(Dataset records)
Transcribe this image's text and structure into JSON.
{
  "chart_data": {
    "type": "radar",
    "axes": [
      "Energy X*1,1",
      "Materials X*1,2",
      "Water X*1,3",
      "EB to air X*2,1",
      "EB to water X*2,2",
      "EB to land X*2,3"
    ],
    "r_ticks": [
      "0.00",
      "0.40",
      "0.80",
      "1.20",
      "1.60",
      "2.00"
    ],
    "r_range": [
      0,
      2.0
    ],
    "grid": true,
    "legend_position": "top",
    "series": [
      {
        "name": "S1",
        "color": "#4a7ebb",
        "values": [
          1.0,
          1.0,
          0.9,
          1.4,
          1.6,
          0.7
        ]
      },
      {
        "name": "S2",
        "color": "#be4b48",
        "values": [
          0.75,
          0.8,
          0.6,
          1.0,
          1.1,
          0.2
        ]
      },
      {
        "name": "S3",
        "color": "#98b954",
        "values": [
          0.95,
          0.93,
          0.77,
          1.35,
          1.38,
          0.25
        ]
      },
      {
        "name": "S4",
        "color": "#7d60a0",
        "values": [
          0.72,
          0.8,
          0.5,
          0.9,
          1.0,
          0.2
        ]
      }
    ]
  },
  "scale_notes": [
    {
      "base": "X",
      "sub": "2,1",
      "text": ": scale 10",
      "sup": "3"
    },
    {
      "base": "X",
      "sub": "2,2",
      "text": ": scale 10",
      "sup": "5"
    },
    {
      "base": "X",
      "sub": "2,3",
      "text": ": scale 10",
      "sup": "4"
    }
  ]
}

### EXERCISE DESCRIPTION
Extract the data in full. Keep it word for word.

### IN RESPONSE
Transcribe this image's text and structure into JSON.
{
  "chart_data": {
    "type": "radar",
    "axes": [
      "Energy X*1,1",
      "Materials X*1,2",
      "Water X*1,3",
      "EB to air X*2,1",
      "EB to water X*2,2",
      "EB to land X*2,3"
    ],
    "r_ticks": [
      "0.00",
      "0.40",
      "0.80",
      "1.20",
      "1.60",
      "2.00"
    ],
    "r_range": [
      0,
      2.0
    ],
    "grid": true,
    "legend_position": "top",
    "series": [
      {
        "name": "S1",
        "color": "#4a7ebb",
        "values": [
          1.0,
          1.0,
          0.9,
          1.4,
          1.6,
          0.7
        ]
      },
      {
        "name": "S2",
        "color": "#be4b48",
        "values": [
          0.75,
          0.8,
          0.6,
          1.0,
          1.1,
          0.2
        ]
      },
      {
        "name": "S3",
        "color": "#98b954",
        "values": [
          0.95,
          0.93,
          0.77,
          1.35,
          1.38,
          0.25
        ]
      },
      {
        "name": "S4",
        "color": "#7d60a0",
        "values": [
          0.72,
          0.8,
          0.5,
          0.9,
          1.0,
          0.2
        ]
      }
    ]
  },
  "scale_notes": [
    {
      "base": "X",
      "sub": "2,1",
      "text": ": scale 10",
      "sup": "3"
    },
    {
      "base": "X",
      "sub": "2,2",
      "text": ": scale 10",
      "sup": "5"
    },
    {
      "base": "X",
      "sub": "2,3",
      "text": ": scale 10",
      "sup": "4"
    }
  ]
}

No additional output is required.